_Work to complete_.
Copy each line in the data that includes the word "Amplitudes".

_Records to use_.
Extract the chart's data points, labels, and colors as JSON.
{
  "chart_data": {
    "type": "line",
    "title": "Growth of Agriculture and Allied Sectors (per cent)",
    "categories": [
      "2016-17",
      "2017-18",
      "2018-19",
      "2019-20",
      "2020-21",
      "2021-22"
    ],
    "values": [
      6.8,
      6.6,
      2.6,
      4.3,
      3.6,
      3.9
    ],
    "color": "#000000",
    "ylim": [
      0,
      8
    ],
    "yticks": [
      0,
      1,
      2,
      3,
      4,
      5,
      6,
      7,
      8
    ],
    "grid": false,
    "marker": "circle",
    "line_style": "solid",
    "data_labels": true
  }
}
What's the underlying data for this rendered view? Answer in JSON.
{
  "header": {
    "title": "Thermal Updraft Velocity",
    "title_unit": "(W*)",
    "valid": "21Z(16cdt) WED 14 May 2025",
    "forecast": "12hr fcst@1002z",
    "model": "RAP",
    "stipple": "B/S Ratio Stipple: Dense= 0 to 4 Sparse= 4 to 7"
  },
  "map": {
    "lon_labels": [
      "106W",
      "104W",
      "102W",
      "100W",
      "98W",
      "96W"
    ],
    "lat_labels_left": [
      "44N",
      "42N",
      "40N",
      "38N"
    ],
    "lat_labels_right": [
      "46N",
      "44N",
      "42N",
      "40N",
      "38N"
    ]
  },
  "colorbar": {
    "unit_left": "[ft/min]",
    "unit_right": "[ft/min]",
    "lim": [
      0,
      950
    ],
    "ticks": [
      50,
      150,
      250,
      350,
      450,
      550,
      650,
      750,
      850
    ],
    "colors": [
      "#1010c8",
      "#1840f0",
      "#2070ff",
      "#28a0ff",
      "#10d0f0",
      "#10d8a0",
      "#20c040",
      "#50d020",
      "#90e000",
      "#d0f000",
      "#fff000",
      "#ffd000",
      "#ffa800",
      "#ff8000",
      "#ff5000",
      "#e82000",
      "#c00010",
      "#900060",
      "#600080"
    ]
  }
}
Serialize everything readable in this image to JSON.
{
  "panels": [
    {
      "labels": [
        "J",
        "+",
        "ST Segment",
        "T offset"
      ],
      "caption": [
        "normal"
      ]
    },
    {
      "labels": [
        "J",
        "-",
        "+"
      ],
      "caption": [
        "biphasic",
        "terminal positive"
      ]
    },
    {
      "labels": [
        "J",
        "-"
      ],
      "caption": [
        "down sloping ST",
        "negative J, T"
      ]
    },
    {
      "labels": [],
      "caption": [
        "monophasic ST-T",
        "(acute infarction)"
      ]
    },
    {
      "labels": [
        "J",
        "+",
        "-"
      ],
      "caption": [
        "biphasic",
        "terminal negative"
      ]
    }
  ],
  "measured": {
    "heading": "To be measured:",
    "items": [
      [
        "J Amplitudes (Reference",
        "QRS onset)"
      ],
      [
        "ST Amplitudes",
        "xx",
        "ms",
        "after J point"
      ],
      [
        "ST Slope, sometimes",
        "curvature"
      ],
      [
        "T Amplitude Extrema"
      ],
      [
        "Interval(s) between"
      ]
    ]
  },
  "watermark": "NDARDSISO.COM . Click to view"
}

_Worked answer_.
        "J Amplitudes (Reference",
        "ST Amplitudes",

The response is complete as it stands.